■ Directions for this task
Pick out every line of the entries below where "будутъ" occurs, and copy those lines.

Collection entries
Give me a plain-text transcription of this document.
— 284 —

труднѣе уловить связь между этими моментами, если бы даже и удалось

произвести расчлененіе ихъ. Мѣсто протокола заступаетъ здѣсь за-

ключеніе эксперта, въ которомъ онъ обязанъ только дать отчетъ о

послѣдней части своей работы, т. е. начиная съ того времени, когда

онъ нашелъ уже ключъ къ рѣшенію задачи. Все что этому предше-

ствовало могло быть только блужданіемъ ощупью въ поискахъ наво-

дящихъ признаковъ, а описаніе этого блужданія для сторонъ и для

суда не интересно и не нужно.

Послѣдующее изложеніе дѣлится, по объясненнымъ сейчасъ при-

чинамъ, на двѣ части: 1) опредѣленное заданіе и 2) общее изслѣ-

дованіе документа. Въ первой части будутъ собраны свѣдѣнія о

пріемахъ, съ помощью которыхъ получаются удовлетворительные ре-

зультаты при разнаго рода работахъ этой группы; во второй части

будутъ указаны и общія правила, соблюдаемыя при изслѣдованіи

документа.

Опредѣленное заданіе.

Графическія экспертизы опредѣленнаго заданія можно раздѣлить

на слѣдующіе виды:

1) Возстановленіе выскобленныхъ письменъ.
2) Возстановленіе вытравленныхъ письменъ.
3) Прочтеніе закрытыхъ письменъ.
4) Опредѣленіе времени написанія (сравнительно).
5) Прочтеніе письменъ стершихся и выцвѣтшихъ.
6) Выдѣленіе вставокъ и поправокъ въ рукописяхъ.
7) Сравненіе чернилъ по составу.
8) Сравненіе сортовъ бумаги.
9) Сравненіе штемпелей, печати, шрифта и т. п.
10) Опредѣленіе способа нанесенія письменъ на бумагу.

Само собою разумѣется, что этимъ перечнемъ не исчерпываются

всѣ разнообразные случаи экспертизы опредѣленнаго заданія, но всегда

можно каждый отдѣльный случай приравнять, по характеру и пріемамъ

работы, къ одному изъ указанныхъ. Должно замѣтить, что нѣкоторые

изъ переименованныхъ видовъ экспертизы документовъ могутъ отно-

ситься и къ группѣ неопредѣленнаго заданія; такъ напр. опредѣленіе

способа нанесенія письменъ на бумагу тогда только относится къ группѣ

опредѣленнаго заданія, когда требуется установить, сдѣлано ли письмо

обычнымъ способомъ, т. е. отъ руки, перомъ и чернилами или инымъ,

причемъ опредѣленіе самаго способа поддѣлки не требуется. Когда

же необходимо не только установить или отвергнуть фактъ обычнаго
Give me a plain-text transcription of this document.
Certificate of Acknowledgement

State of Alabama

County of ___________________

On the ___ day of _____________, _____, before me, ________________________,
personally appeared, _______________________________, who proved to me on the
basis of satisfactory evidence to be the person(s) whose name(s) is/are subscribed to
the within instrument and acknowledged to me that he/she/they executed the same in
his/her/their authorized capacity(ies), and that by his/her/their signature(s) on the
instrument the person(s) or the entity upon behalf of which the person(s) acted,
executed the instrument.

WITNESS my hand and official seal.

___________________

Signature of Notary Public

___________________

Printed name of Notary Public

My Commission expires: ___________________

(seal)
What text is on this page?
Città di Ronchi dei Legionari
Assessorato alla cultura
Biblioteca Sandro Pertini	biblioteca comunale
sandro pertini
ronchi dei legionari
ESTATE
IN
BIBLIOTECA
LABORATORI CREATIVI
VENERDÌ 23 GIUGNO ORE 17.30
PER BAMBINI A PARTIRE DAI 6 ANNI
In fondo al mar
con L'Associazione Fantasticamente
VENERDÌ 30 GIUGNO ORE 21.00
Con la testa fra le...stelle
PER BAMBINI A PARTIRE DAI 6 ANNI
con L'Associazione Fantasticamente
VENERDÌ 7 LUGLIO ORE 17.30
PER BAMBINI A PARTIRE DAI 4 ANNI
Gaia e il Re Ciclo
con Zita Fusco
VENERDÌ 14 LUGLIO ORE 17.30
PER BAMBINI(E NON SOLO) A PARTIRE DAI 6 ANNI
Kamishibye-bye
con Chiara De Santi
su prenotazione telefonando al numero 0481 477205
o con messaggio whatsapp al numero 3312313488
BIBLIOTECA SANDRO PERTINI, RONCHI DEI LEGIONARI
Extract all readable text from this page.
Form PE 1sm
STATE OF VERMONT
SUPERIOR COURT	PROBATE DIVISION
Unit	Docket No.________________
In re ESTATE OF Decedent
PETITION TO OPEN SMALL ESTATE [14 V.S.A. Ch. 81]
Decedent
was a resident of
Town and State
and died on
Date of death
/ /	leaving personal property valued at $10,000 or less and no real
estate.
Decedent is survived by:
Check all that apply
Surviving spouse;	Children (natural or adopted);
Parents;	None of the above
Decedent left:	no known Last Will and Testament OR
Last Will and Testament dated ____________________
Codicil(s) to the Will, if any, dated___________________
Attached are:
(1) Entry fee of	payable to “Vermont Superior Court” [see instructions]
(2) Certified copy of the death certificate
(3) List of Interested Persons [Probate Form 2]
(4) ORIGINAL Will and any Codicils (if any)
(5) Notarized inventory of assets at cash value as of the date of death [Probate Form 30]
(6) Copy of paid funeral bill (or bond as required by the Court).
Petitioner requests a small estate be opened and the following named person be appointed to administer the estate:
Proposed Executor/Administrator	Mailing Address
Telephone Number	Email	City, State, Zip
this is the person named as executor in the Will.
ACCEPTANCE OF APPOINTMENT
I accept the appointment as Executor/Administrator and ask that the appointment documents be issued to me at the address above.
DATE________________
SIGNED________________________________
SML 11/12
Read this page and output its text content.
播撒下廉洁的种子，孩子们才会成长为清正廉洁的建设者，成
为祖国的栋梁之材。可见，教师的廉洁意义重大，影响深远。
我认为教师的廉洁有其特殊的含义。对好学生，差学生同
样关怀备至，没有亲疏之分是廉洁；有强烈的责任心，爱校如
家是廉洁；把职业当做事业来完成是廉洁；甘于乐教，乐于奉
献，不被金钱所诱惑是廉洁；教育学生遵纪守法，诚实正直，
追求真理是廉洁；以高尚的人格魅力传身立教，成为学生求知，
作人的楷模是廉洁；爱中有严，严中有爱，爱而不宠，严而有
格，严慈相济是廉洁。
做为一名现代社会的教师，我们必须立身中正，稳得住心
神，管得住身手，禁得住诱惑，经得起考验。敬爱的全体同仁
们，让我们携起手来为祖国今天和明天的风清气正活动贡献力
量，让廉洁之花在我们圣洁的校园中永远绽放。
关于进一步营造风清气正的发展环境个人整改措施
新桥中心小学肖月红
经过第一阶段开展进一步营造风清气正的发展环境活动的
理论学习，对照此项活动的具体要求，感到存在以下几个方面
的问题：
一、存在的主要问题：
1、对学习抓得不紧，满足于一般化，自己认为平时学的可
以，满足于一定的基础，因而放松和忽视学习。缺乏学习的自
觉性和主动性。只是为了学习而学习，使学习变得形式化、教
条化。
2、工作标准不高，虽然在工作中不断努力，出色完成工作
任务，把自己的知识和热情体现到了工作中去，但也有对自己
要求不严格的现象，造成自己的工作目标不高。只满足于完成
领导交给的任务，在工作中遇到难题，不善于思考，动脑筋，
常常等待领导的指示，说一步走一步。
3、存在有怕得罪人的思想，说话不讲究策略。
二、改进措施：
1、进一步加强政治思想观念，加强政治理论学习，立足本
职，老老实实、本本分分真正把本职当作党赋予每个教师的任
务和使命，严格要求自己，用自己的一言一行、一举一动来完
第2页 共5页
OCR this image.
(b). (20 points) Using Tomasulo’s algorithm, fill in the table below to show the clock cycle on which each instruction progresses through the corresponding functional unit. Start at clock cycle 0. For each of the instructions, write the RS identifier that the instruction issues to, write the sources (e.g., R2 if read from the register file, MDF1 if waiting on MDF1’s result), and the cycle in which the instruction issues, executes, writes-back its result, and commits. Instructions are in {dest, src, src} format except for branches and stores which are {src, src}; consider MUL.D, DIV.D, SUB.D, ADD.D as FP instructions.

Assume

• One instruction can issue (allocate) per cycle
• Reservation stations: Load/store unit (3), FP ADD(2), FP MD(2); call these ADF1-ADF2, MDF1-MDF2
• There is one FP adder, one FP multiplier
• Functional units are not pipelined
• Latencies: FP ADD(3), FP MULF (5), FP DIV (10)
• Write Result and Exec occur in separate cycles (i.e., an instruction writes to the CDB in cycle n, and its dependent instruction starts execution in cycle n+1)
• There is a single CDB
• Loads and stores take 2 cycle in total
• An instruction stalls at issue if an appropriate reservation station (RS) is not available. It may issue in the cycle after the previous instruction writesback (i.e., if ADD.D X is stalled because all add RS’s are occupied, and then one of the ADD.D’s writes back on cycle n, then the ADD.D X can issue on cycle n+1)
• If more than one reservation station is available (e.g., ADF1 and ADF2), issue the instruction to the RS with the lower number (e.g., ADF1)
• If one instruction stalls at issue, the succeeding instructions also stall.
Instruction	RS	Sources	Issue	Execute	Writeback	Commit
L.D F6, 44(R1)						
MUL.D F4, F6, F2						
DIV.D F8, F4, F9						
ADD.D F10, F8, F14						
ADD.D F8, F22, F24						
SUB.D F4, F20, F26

■ Task result
дованіе документа. Въ первой части будутъ собраны свѣдѣнія о
будутъ указаны и общія правила, соблюдаемыя при изслѣдованіи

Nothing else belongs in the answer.